[Begin Data lines]
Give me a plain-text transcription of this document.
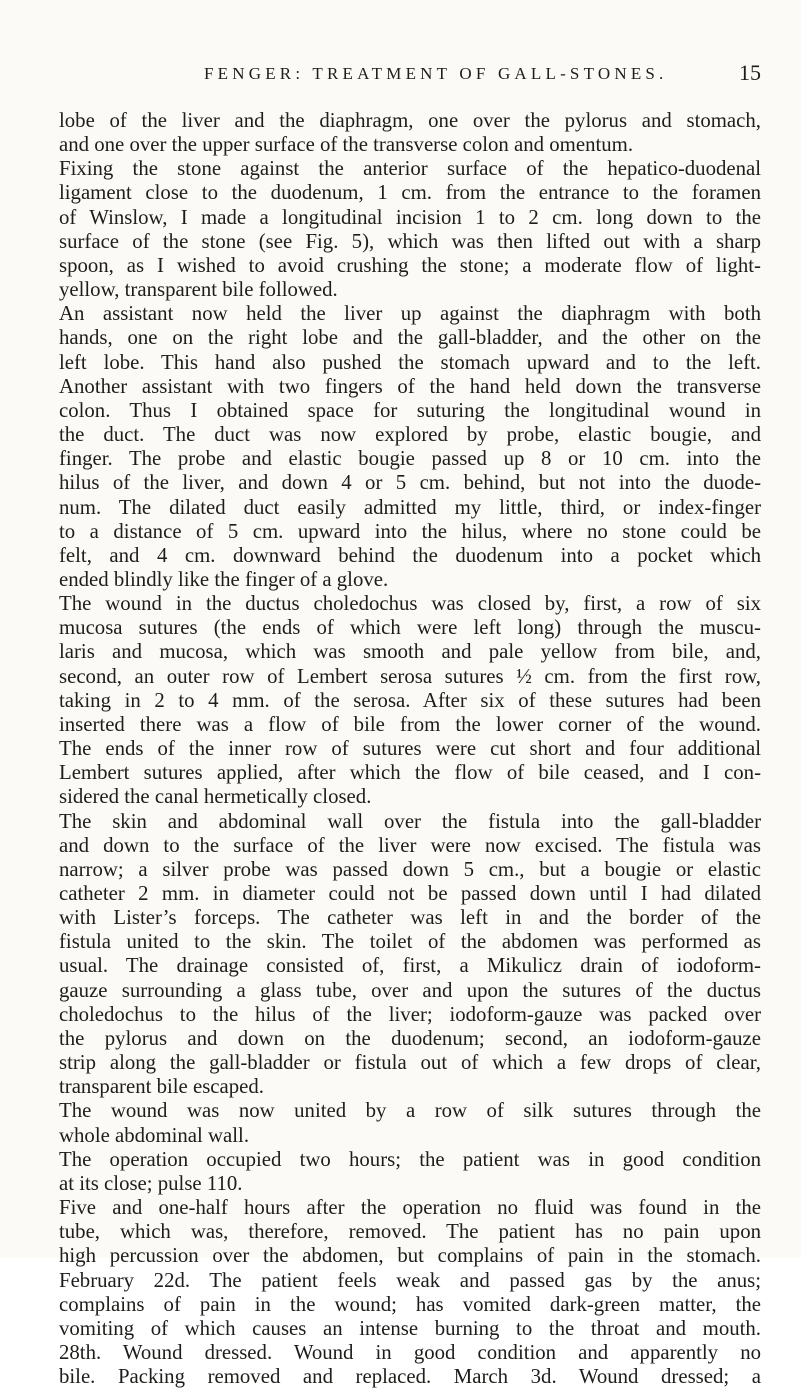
FENGER: TREATMENT OF GALL-STONES.	15
lobe of the liver and the diaphragm, one over the pylorus and stomach,
and one over the upper surface of the transverse colon and omentum.
Fixing the stone against the anterior surface of the hepatico-duodenal
ligament close to the duodenum, 1 cm. from the entrance to the foramen
of Winslow, I made a longitudinal incision 1 to 2 cm. long down to the
surface of the stone (see Fig. 5), which was then lifted out with a sharp
spoon, as I wished to avoid crushing the stone; a moderate flow of light-
yellow, transparent bile followed.
An assistant now held the liver up against the diaphragm with both
hands, one on the right lobe and the gall-bladder, and the other on the
left lobe. This hand also pushed the stomach upward and to the left.
Another assistant with two fingers of the hand held down the transverse
colon. Thus I obtained space for suturing the longitudinal wound in
the duct. The duct was now explored by probe, elastic bougie, and
finger. The probe and elastic bougie passed up 8 or 10 cm. into the
hilus of the liver, and down 4 or 5 cm. behind, but not into the duode-
num. The dilated duct easily admitted my little, third, or index-finger
to a distance of 5 cm. upward into the hilus, where no stone could be
felt, and 4 cm. downward behind the duodenum into a pocket which
ended blindly like the finger of a glove.
The wound in the ductus choledochus was closed by, first, a row of six
mucosa sutures (the ends of which were left long) through the muscu-
laris and mucosa, which was smooth and pale yellow from bile, and,
second, an outer row of Lembert serosa sutures ½ cm. from the first row,
taking in 2 to 4 mm. of the serosa. After six of these sutures had been
inserted there was a flow of bile from the lower corner of the wound.
The ends of the inner row of sutures were cut short and four additional
Lembert sutures applied, after which the flow of bile ceased, and I con-
sidered the canal hermetically closed.
The skin and abdominal wall over the fistula into the gall-bladder
and down to the surface of the liver were now excised. The fistula was
narrow; a silver probe was passed down 5 cm., but a bougie or elastic
catheter 2 mm. in diameter could not be passed down until I had dilated
with Lister’s forceps. The catheter was left in and the border of the
fistula united to the skin. The toilet of the abdomen was performed as
usual. The drainage consisted of, first, a Mikulicz drain of iodoform-
gauze surrounding a glass tube, over and upon the sutures of the ductus
choledochus to the hilus of the liver; iodoform-gauze was packed over
the pylorus and down on the duodenum; second, an iodoform-gauze
strip along the gall-bladder or fistula out of which a few drops of clear,
transparent bile escaped.
The wound was now united by a row of silk sutures through the
whole abdominal wall.
The operation occupied two hours; the patient was in good condition
at its close; pulse 110.
Five and one-half hours after the operation no fluid was found in the
tube, which was, therefore, removed. The patient has no pain upon
high percussion over the abdomen, but complains of pain in the stomach.
February 22d. The patient feels weak and passed gas by the anus;
complains of pain in the wound; has vomited dark-green matter, the
vomiting of which causes an intense burning to the throat and mouth.
28th. Wound dressed. Wound in good condition and apparently no
bile. Packing removed and replaced. March 3d. Wound dressed; a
[End Data lines]
■ Objective: Gather up, from the records above, each line where the word "pylorus" appears.

■ Result of this task:
lobe of the liver and the diaphragm, one over the pylorus and stomach,
the pylorus and down on the duodenum; second, an iodoform-gauze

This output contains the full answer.